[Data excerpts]
+++
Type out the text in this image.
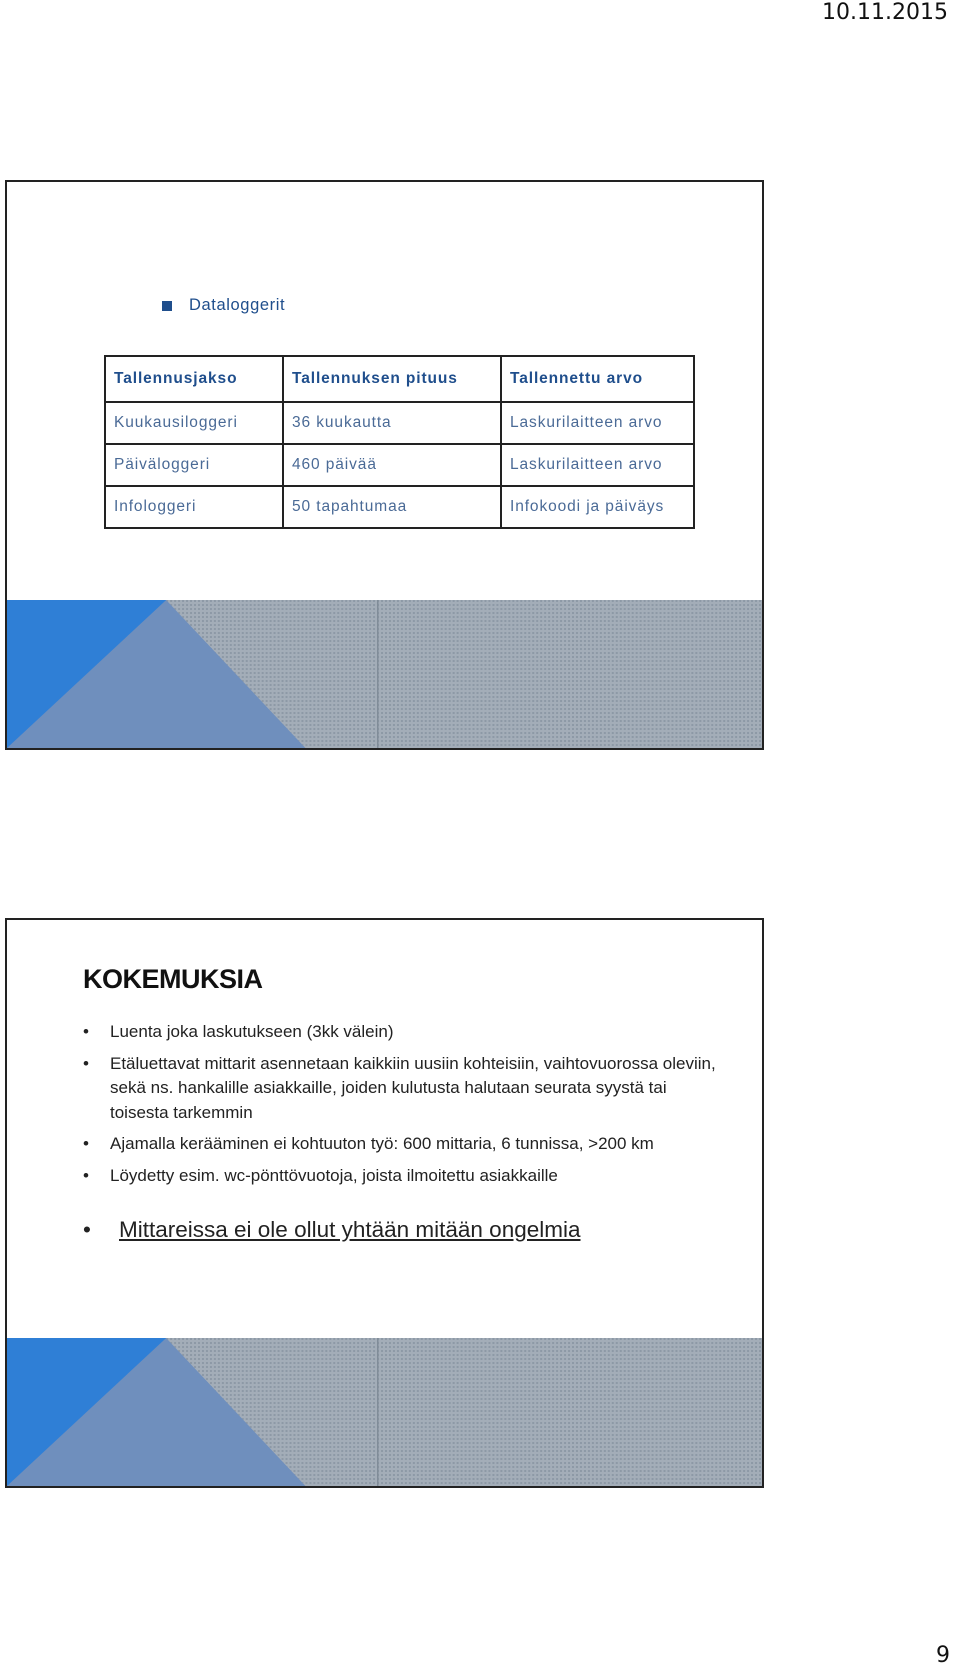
10.11.2015
Dataloggerit
Tallennusjakso	Tallennuksen pituus	Tallennettu arvo
Kuukausiloggeri	36 kuukautta	Laskurilaitteen arvo
Päiväloggeri	460 päivää	Laskurilaitteen arvo
Infologgeri	50 tapahtumaa	Infokoodi ja päiväys
KOKEMUKSIA
• Luenta joka laskutukseen (3kk välein)
• Etäluettavat mittarit asennetaan kaikkiin uusiin kohteisiin, vaihtovuorossa oleviin, sekä ns. hankalille asiakkaille, joiden kulutusta halutaan seurata syystä tai toisesta tarkemmin
• Ajamalla kerääminen ei kohtuuton työ: 600 mittaria, 6 tunnissa, >200 km
• Löydetty esim. wc-pönttövuotoja, joista ilmoitettu asiakkaille
• Mittareissa ei ole ollut yhtään mitään ongelmia
9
+++
• [DESCRIPTION OF THE TASK]
Repeat the listing in full and exactly. Do not include any images.

• [CORRECT RESPONSE]
Type out the text in this image.
10.11.2015
Dataloggerit
Tallennusjakso	Tallennuksen pituus	Tallennettu arvo
Kuukausiloggeri	36 kuukautta	Laskurilaitteen arvo
Päiväloggeri	460 päivää	Laskurilaitteen arvo
Infologgeri	50 tapahtumaa	Infokoodi ja päiväys
KOKEMUKSIA
• Luenta joka laskutukseen (3kk välein)
• Etäluettavat mittarit asennetaan kaikkiin uusiin kohteisiin, vaihtovuorossa oleviin, sekä ns. hankalille asiakkaille, joiden kulutusta halutaan seurata syystä tai toisesta tarkemmin
• Ajamalla kerääminen ei kohtuuton työ: 600 mittaria, 6 tunnissa, >200 km
• Löydetty esim. wc-pönttövuotoja, joista ilmoitettu asiakkaille
• Mittareissa ei ole ollut yhtään mitään ongelmia
9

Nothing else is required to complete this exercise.